Problem statement
Write out all records as given; omit images.

Records provided
• • • •

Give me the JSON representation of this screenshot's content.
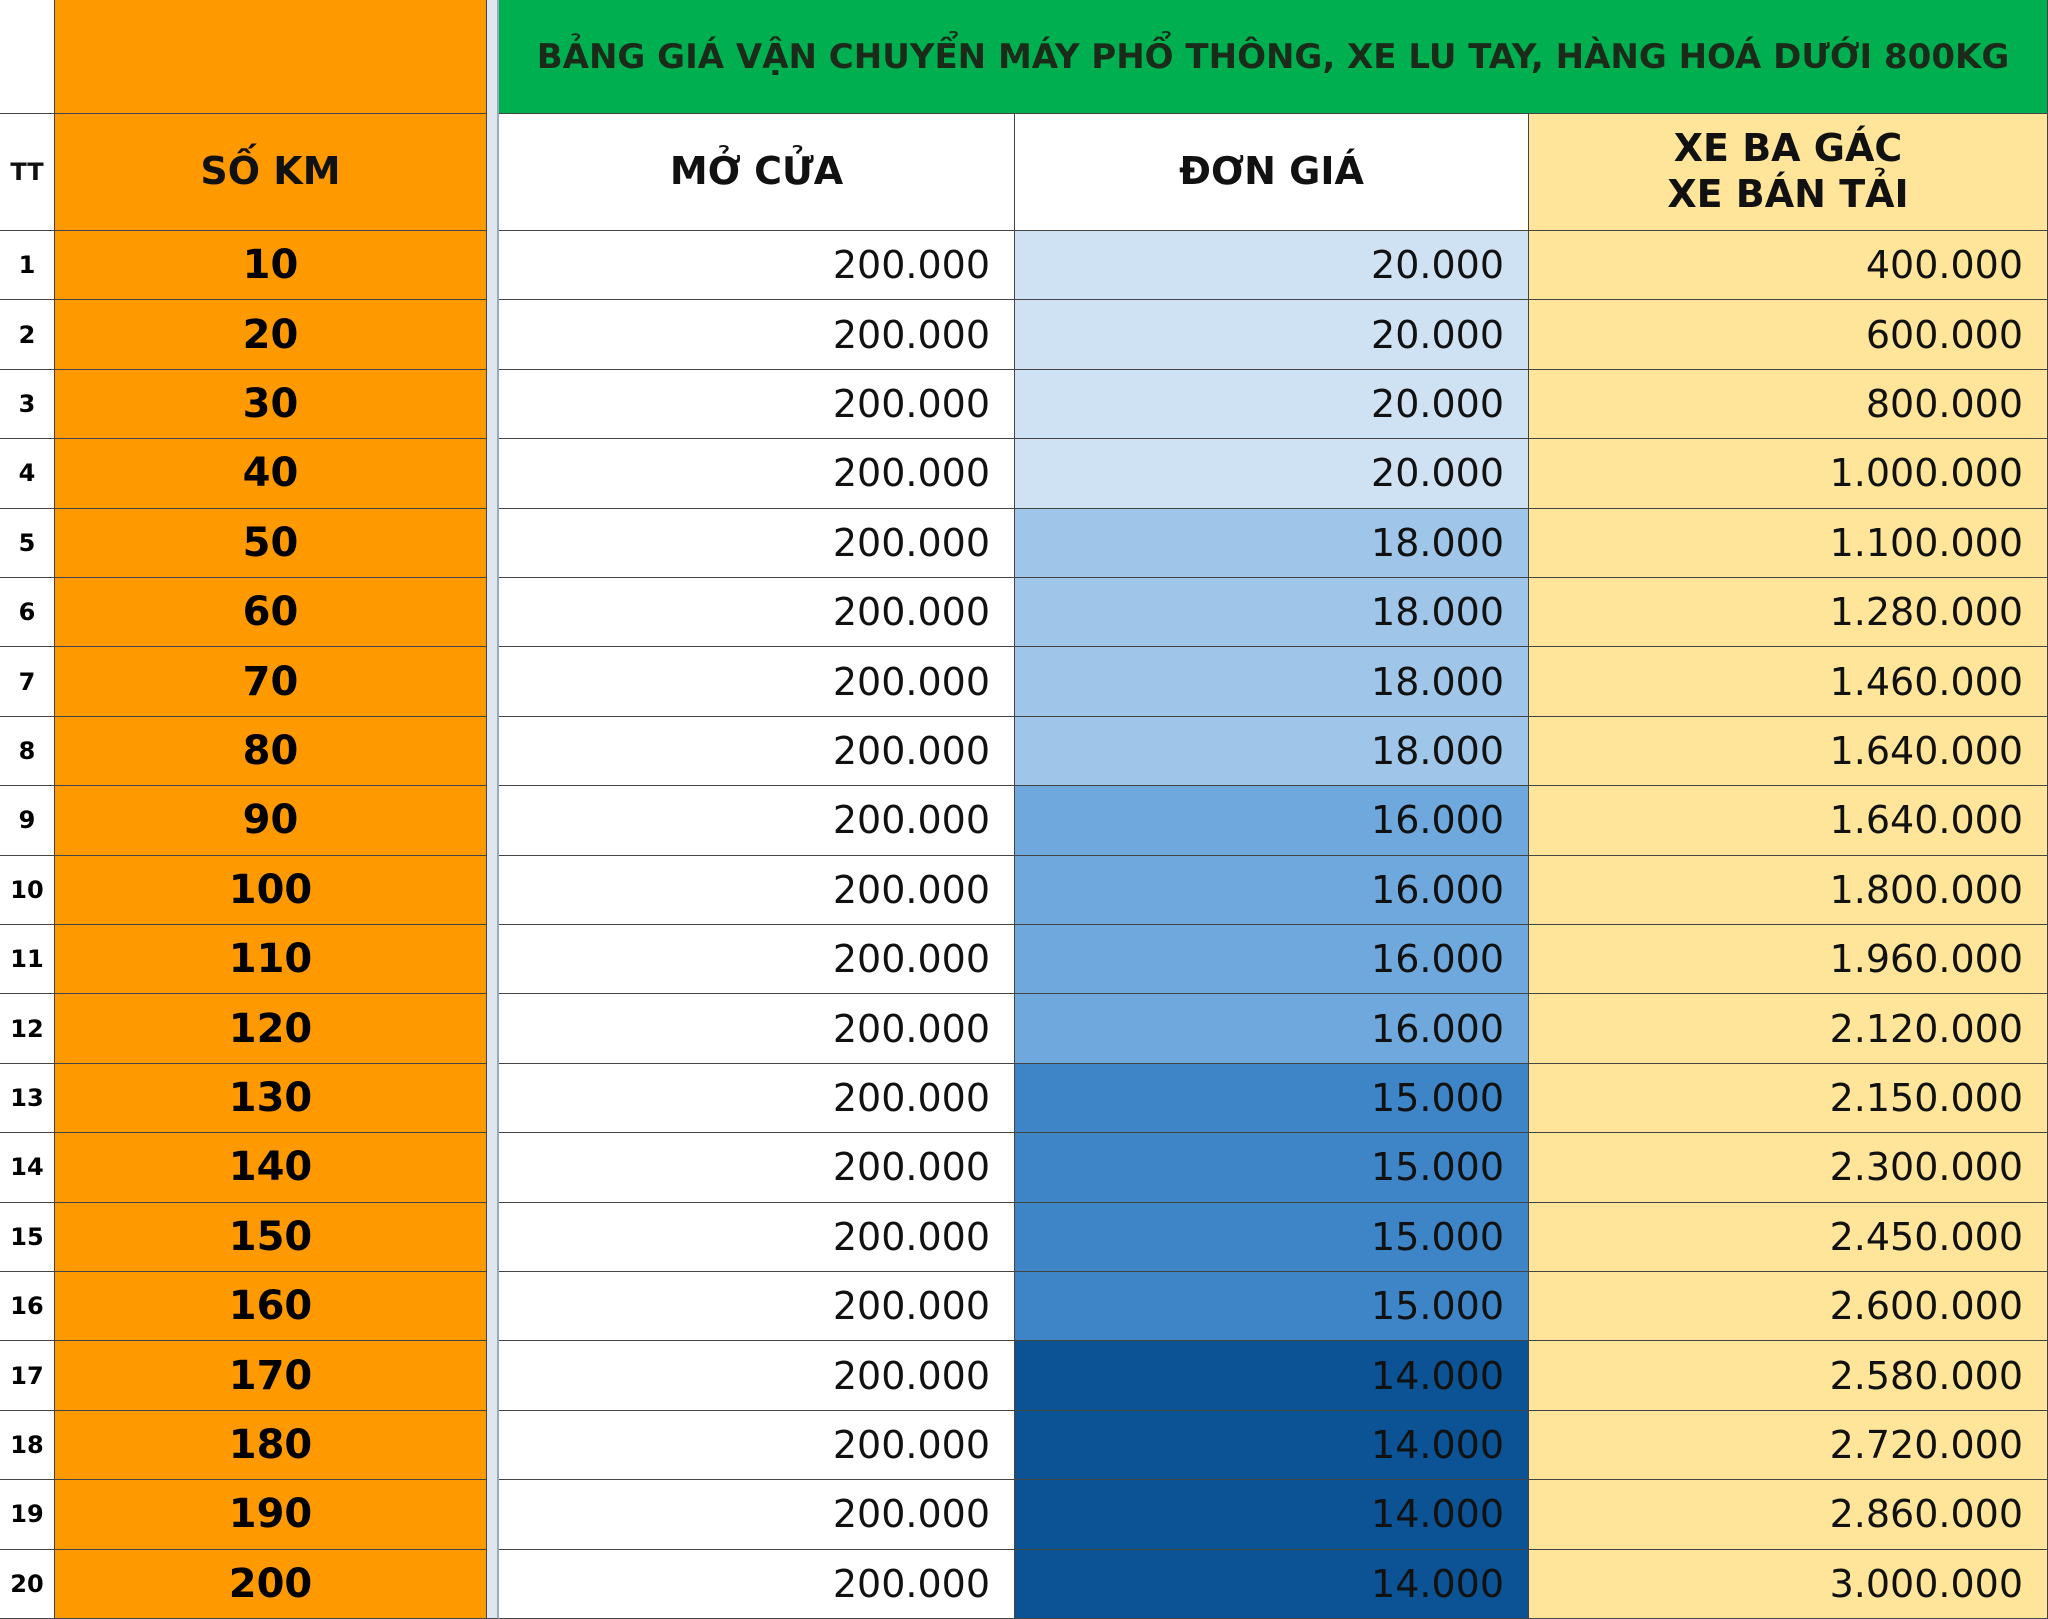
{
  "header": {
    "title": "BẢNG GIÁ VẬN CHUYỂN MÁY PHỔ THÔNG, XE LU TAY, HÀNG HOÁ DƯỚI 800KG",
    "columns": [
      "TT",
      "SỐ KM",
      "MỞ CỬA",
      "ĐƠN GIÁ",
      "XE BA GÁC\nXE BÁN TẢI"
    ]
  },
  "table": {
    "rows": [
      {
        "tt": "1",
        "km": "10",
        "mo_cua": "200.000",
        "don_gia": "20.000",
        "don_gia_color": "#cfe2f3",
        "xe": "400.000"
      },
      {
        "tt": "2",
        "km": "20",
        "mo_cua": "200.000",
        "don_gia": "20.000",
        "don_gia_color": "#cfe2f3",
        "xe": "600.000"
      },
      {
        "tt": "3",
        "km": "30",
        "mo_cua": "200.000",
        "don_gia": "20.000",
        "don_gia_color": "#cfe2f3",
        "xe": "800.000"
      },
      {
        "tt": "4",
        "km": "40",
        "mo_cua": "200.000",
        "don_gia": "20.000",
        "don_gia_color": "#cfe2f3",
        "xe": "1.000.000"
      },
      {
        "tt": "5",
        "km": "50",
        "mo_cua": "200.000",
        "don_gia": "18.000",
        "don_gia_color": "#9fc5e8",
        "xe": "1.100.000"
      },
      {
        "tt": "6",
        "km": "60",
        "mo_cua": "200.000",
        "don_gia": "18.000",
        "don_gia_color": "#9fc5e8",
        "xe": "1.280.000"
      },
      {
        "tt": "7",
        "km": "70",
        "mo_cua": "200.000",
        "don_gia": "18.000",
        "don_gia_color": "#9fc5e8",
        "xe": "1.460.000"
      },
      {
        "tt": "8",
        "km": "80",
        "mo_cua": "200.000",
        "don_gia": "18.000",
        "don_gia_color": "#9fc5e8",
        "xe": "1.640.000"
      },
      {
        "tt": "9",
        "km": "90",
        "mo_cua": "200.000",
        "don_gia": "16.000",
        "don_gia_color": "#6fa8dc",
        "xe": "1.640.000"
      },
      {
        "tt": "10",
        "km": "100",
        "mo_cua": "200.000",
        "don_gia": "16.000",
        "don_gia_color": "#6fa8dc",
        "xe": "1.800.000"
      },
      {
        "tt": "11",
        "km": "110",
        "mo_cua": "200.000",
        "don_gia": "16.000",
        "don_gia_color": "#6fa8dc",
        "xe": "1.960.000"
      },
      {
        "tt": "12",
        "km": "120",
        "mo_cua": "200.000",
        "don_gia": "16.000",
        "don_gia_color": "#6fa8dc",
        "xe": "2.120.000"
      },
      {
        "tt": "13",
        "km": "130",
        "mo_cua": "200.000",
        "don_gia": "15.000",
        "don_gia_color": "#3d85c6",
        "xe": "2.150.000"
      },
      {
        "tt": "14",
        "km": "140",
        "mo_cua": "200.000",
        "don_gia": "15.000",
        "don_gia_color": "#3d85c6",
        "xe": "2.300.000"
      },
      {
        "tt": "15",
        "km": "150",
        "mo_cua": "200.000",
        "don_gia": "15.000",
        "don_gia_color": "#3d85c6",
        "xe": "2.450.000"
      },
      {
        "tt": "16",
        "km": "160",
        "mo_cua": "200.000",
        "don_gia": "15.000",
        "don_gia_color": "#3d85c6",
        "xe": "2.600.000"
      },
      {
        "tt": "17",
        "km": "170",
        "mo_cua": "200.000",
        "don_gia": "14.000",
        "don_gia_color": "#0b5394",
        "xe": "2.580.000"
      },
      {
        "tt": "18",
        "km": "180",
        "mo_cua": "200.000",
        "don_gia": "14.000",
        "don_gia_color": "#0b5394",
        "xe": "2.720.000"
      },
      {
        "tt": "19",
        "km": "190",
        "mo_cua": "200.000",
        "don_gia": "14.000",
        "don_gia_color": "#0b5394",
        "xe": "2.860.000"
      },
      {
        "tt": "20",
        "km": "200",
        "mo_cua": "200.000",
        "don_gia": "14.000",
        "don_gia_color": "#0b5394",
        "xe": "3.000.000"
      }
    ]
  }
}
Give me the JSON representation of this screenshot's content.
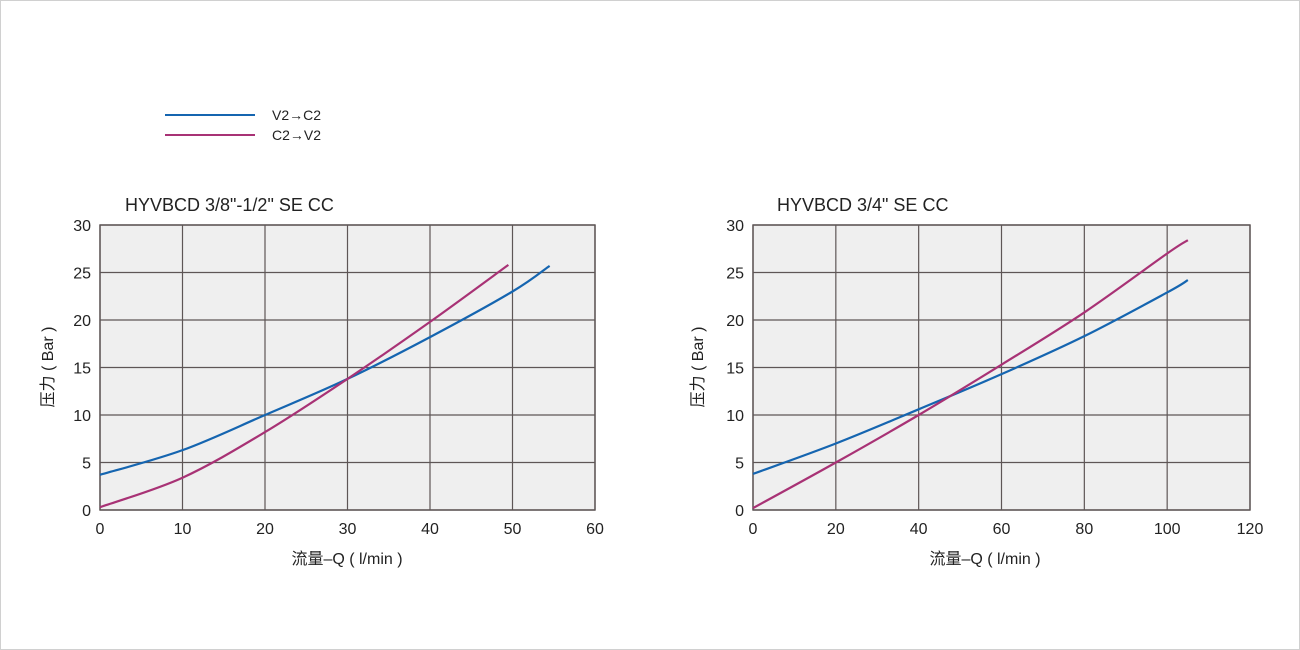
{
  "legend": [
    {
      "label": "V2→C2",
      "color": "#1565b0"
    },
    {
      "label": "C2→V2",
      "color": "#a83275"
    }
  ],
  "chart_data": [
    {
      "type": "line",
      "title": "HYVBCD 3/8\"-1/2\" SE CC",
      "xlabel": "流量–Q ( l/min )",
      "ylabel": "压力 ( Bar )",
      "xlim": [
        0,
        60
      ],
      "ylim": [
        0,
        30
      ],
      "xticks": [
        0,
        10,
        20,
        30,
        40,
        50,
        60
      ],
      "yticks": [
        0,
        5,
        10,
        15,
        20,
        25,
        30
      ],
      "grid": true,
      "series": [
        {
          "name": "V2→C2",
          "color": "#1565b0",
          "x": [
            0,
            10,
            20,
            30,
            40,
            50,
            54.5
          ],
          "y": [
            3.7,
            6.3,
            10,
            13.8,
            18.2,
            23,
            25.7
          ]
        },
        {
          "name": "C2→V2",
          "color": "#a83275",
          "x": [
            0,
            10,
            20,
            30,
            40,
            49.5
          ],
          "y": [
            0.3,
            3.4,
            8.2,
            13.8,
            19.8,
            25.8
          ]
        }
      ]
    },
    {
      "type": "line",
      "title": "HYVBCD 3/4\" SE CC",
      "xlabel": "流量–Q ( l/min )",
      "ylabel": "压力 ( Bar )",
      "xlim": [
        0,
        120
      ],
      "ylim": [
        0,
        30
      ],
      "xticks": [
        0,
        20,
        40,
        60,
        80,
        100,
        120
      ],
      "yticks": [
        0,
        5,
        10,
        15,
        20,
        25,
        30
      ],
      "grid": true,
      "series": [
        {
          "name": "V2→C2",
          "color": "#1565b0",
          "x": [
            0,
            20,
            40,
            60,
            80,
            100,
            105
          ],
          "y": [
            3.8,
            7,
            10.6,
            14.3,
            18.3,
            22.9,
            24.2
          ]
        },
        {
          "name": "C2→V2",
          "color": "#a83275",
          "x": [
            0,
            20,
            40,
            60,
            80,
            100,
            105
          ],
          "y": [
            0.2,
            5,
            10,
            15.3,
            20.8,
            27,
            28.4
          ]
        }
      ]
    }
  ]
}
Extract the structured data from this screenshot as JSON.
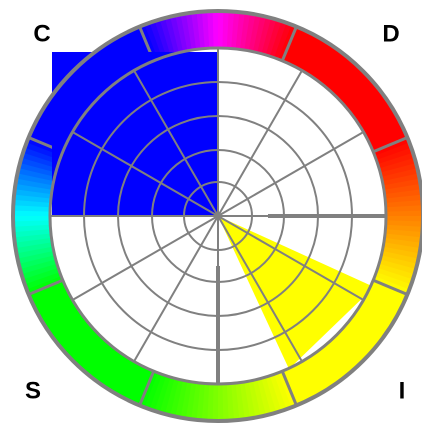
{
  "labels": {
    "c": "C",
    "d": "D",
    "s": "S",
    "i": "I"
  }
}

• • • •

Answer below
Give me the JSON representation of this screenshot's content.
{
  "header": {
    "title": "BẢNG GIÁ VẬN CHUYỂN MÁY PHỔ THÔNG, XE LU TAY, HÀNG HOÁ DƯỚI 800KG",
    "columns": [
      "TT",
      "SỐ KM",
      "MỞ CỬA",
      "ĐƠN GIÁ",
      "XE BA GÁC\nXE BÁN TẢI"
    ]
  },
  "table": {
    "rows": [
      {
        "tt": "1",
        "km": "10",
        "mo_cua": "200.000",
        "don_gia": "20.000",
        "don_gia_color": "#cfe2f3",
        "xe": "400.000"
      },
      {
        "tt": "2",
        "km": "20",
        "mo_cua": "200.000",
        "don_gia": "20.000",
        "don_gia_color": "#cfe2f3",
        "xe": "600.000"
      },
      {
        "tt": "3",
        "km": "30",
        "mo_cua": "200.000",
        "don_gia": "20.000",
        "don_gia_color": "#cfe2f3",
        "xe": "800.000"
      },
      {
        "tt": "4",
        "km": "40",
        "mo_cua": "200.000",
        "don_gia": "20.000",
        "don_gia_color": "#cfe2f3",
        "xe": "1.000.000"
      },
      {
        "tt": "5",
        "km": "50",
        "mo_cua": "200.000",
        "don_gia": "18.000",
        "don_gia_color": "#9fc5e8",
        "xe": "1.100.000"
      },
      {
        "tt": "6",
        "km": "60",
        "mo_cua": "200.000",
        "don_gia": "18.000",
        "don_gia_color": "#9fc5e8",
        "xe": "1.280.000"
      },
      {
        "tt": "7",
        "km": "70",
        "mo_cua": "200.000",
        "don_gia": "18.000",
        "don_gia_color": "#9fc5e8",
        "xe": "1.460.000"
      },
      {
        "tt": "8",
        "km": "80",
        "mo_cua": "200.000",
        "don_gia": "18.000",
        "don_gia_color": "#9fc5e8",
        "xe": "1.640.000"
      },
      {
        "tt": "9",
        "km": "90",
        "mo_cua": "200.000",
        "don_gia": "16.000",
        "don_gia_color": "#6fa8dc",
        "xe": "1.640.000"
      },
      {
        "tt": "10",
        "km": "100",
        "mo_cua": "200.000",
        "don_gia": "16.000",
        "don_gia_color": "#6fa8dc",
        "xe": "1.800.000"
      },
      {
        "tt": "11",
        "km": "110",
        "mo_cua": "200.000",
        "don_gia": "16.000",
        "don_gia_color": "#6fa8dc",
        "xe": "1.960.000"
      },
      {
        "tt": "12",
        "km": "120",
        "mo_cua": "200.000",
        "don_gia": "16.000",
        "don_gia_color": "#6fa8dc",
        "xe": "2.120.000"
      },
      {
        "tt": "13",
        "km": "130",
        "mo_cua": "200.000",
        "don_gia": "15.000",
        "don_gia_color": "#3d85c6",
        "xe": "2.150.000"
      },
      {
        "tt": "14",
        "km": "140",
        "mo_cua": "200.000",
        "don_gia": "15.000",
        "don_gia_color": "#3d85c6",
        "xe": "2.300.000"
      },
      {
        "tt": "15",
        "km": "150",
        "mo_cua": "200.000",
        "don_gia": "15.000",
        "don_gia_color": "#3d85c6",
        "xe": "2.450.000"
      },
      {
        "tt": "16",
        "km": "160",
        "mo_cua": "200.000",
        "don_gia": "15.000",
        "don_gia_color": "#3d85c6",
        "xe": "2.600.000"
      },
      {
        "tt": "17",
        "km": "170",
        "mo_cua": "200.000",
        "don_gia": "14.000",
        "don_gia_color": "#0b5394",
        "xe": "2.580.000"
      },
      {
        "tt": "18",
        "km": "180",
        "mo_cua": "200.000",
        "don_gia": "14.000",
        "don_gia_color": "#0b5394",
        "xe": "2.720.000"
      },
      {
        "tt": "19",
        "km": "190",
        "mo_cua": "200.000",
        "don_gia": "14.000",
        "don_gia_color": "#0b5394",
        "xe": "2.860.000"
      },
      {
        "tt": "20",
        "km": "200",
        "mo_cua": "200.000",
        "don_gia": "14.000",
        "don_gia_color": "#0b5394",
        "xe": "3.000.000"
      }
    ]
  }
}
Give me the JSON representation of this screenshot's content.
{
  "legend": [
    {
      "label": "V2→C2",
      "color": "#1565b0"
    },
    {
      "label": "C2→V2",
      "color": "#a83275"
    }
  ],
  "chart_data": [
    {
      "type": "line",
      "title": "HYVBCD 3/8\"-1/2\" SE CC",
      "xlabel": "流量–Q ( l/min )",
      "ylabel": "压力 ( Bar )",
      "xlim": [
        0,
        60
      ],
      "ylim": [
        0,
        30
      ],
      "xticks": [
        0,
        10,
        20,
        30,
        40,
        50,
        60
      ],
      "yticks": [
        0,
        5,
        10,
        15,
        20,
        25,
        30
      ],
      "grid": true,
      "series": [
        {
          "name": "V2→C2",
          "color": "#1565b0",
          "x": [
            0,
            10,
            20,
            30,
            40,
            50,
            54.5
          ],
          "y": [
            3.7,
            6.3,
            10,
            13.8,
            18.2,
            23,
            25.7
          ]
        },
        {
          "name": "C2→V2",
          "color": "#a83275",
          "x": [
            0,
            10,
            20,
            30,
            40,
            49.5
          ],
          "y": [
            0.3,
            3.4,
            8.2,
            13.8,
            19.8,
            25.8
          ]
        }
      ]
    },
    {
      "type": "line",
      "title": "HYVBCD 3/4\" SE CC",
      "xlabel": "流量–Q ( l/min )",
      "ylabel": "压力 ( Bar )",
      "xlim": [
        0,
        120
      ],
      "ylim": [
        0,
        30
      ],
      "xticks": [
        0,
        20,
        40,
        60,
        80,
        100,
        120
      ],
      "yticks": [
        0,
        5,
        10,
        15,
        20,
        25,
        30
      ],
      "grid": true,
      "series": [
        {
          "name": "V2→C2",
          "color": "#1565b0",
          "x": [
            0,
            20,
            40,
            60,
            80,
            100,
            105
          ],
          "y": [
            3.8,
            7,
            10.6,
            14.3,
            18.3,
            22.9,
            24.2
          ]
        },
        {
          "name": "C2→V2",
          "color": "#a83275",
          "x": [
            0,
            20,
            40,
            60,
            80,
            100,
            105
          ],
          "y": [
            0.2,
            5,
            10,
            15.3,
            20.8,
            27,
            28.4
          ]
        }
      ]
    }
  ]
}
Extract the structured data from this screenshot as JSON.
{
  "labels": {
    "c": "C",
    "d": "D",
    "s": "S",
    "i": "I"
  }
}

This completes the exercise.